**DIRECTIONS**
Quote every line below exactly and skip any picture.

[Stored data]
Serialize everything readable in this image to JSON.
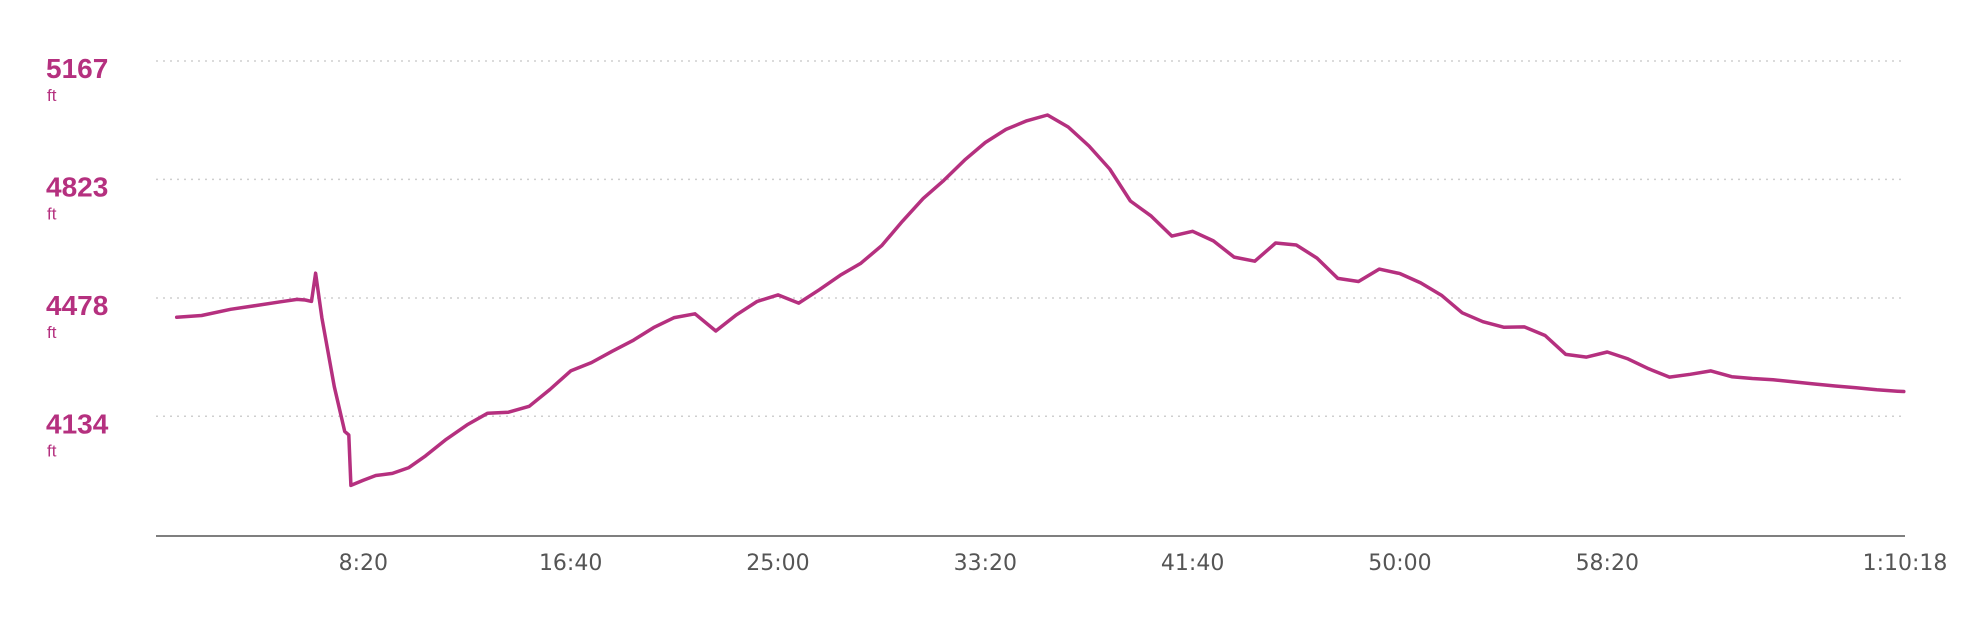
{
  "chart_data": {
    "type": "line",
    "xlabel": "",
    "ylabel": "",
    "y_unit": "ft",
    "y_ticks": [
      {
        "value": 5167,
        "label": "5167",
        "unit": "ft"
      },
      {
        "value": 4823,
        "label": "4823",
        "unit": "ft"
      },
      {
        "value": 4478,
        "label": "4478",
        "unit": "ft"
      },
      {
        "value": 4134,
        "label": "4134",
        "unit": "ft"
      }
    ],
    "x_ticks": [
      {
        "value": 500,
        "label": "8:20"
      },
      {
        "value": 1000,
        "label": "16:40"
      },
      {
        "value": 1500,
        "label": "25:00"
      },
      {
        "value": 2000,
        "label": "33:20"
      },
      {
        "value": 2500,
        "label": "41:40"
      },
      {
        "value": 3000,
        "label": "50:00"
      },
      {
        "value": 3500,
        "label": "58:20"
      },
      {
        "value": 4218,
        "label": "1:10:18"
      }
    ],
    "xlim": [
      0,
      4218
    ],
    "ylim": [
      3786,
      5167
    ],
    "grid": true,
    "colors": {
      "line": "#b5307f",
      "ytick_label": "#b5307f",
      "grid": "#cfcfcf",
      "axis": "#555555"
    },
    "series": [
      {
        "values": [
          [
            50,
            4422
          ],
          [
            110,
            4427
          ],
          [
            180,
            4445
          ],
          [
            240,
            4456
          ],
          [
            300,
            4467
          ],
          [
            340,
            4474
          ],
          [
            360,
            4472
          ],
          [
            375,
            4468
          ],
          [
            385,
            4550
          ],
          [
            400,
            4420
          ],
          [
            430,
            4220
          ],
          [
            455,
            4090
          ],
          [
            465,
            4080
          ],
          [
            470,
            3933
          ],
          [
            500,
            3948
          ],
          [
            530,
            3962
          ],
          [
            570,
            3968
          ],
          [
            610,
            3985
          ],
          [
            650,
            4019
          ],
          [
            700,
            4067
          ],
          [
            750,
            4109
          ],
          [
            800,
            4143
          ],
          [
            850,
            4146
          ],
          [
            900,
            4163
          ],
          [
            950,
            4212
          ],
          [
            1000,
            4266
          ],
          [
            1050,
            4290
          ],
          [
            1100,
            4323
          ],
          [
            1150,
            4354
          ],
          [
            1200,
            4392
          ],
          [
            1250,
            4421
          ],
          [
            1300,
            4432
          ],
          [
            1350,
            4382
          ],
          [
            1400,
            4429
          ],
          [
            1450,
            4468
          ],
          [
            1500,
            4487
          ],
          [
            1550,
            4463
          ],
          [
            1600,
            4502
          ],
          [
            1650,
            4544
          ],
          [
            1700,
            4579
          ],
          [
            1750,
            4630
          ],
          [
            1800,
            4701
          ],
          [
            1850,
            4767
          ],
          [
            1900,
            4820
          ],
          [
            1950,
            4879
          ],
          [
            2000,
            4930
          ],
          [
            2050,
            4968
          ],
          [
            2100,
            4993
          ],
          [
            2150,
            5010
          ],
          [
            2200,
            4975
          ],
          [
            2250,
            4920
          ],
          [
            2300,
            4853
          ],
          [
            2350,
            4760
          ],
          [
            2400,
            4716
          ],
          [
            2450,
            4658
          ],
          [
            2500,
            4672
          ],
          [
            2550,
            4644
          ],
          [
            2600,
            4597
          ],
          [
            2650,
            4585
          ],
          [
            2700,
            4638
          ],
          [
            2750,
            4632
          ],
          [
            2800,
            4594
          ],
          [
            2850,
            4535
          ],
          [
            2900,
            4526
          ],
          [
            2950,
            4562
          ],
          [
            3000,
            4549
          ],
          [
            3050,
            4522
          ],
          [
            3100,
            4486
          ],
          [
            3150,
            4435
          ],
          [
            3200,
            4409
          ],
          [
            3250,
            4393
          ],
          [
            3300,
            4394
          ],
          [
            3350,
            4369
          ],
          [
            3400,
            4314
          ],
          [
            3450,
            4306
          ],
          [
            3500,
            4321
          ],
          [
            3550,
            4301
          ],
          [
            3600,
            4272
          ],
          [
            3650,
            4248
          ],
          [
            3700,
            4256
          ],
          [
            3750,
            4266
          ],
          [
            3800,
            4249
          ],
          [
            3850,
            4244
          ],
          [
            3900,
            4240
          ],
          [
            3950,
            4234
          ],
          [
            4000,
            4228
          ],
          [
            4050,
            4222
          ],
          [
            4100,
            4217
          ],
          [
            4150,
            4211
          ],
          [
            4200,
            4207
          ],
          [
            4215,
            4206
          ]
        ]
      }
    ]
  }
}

**COMPLETE ANSWER**
Serialize everything readable in this image to JSON.
{
  "chart_data": {
    "type": "line",
    "xlabel": "",
    "ylabel": "",
    "y_unit": "ft",
    "y_ticks": [
      {
        "value": 5167,
        "label": "5167",
        "unit": "ft"
      },
      {
        "value": 4823,
        "label": "4823",
        "unit": "ft"
      },
      {
        "value": 4478,
        "label": "4478",
        "unit": "ft"
      },
      {
        "value": 4134,
        "label": "4134",
        "unit": "ft"
      }
    ],
    "x_ticks": [
      {
        "value": 500,
        "label": "8:20"
      },
      {
        "value": 1000,
        "label": "16:40"
      },
      {
        "value": 1500,
        "label": "25:00"
      },
      {
        "value": 2000,
        "label": "33:20"
      },
      {
        "value": 2500,
        "label": "41:40"
      },
      {
        "value": 3000,
        "label": "50:00"
      },
      {
        "value": 3500,
        "label": "58:20"
      },
      {
        "value": 4218,
        "label": "1:10:18"
      }
    ],
    "xlim": [
      0,
      4218
    ],
    "ylim": [
      3786,
      5167
    ],
    "grid": true,
    "colors": {
      "line": "#b5307f",
      "ytick_label": "#b5307f",
      "grid": "#cfcfcf",
      "axis": "#555555"
    },
    "series": [
      {
        "values": [
          [
            50,
            4422
          ],
          [
            110,
            4427
          ],
          [
            180,
            4445
          ],
          [
            240,
            4456
          ],
          [
            300,
            4467
          ],
          [
            340,
            4474
          ],
          [
            360,
            4472
          ],
          [
            375,
            4468
          ],
          [
            385,
            4550
          ],
          [
            400,
            4420
          ],
          [
            430,
            4220
          ],
          [
            455,
            4090
          ],
          [
            465,
            4080
          ],
          [
            470,
            3933
          ],
          [
            500,
            3948
          ],
          [
            530,
            3962
          ],
          [
            570,
            3968
          ],
          [
            610,
            3985
          ],
          [
            650,
            4019
          ],
          [
            700,
            4067
          ],
          [
            750,
            4109
          ],
          [
            800,
            4143
          ],
          [
            850,
            4146
          ],
          [
            900,
            4163
          ],
          [
            950,
            4212
          ],
          [
            1000,
            4266
          ],
          [
            1050,
            4290
          ],
          [
            1100,
            4323
          ],
          [
            1150,
            4354
          ],
          [
            1200,
            4392
          ],
          [
            1250,
            4421
          ],
          [
            1300,
            4432
          ],
          [
            1350,
            4382
          ],
          [
            1400,
            4429
          ],
          [
            1450,
            4468
          ],
          [
            1500,
            4487
          ],
          [
            1550,
            4463
          ],
          [
            1600,
            4502
          ],
          [
            1650,
            4544
          ],
          [
            1700,
            4579
          ],
          [
            1750,
            4630
          ],
          [
            1800,
            4701
          ],
          [
            1850,
            4767
          ],
          [
            1900,
            4820
          ],
          [
            1950,
            4879
          ],
          [
            2000,
            4930
          ],
          [
            2050,
            4968
          ],
          [
            2100,
            4993
          ],
          [
            2150,
            5010
          ],
          [
            2200,
            4975
          ],
          [
            2250,
            4920
          ],
          [
            2300,
            4853
          ],
          [
            2350,
            4760
          ],
          [
            2400,
            4716
          ],
          [
            2450,
            4658
          ],
          [
            2500,
            4672
          ],
          [
            2550,
            4644
          ],
          [
            2600,
            4597
          ],
          [
            2650,
            4585
          ],
          [
            2700,
            4638
          ],
          [
            2750,
            4632
          ],
          [
            2800,
            4594
          ],
          [
            2850,
            4535
          ],
          [
            2900,
            4526
          ],
          [
            2950,
            4562
          ],
          [
            3000,
            4549
          ],
          [
            3050,
            4522
          ],
          [
            3100,
            4486
          ],
          [
            3150,
            4435
          ],
          [
            3200,
            4409
          ],
          [
            3250,
            4393
          ],
          [
            3300,
            4394
          ],
          [
            3350,
            4369
          ],
          [
            3400,
            4314
          ],
          [
            3450,
            4306
          ],
          [
            3500,
            4321
          ],
          [
            3550,
            4301
          ],
          [
            3600,
            4272
          ],
          [
            3650,
            4248
          ],
          [
            3700,
            4256
          ],
          [
            3750,
            4266
          ],
          [
            3800,
            4249
          ],
          [
            3850,
            4244
          ],
          [
            3900,
            4240
          ],
          [
            3950,
            4234
          ],
          [
            4000,
            4228
          ],
          [
            4050,
            4222
          ],
          [
            4100,
            4217
          ],
          [
            4150,
            4211
          ],
          [
            4200,
            4207
          ],
          [
            4215,
            4206
          ]
        ]
      }
    ]
  }
}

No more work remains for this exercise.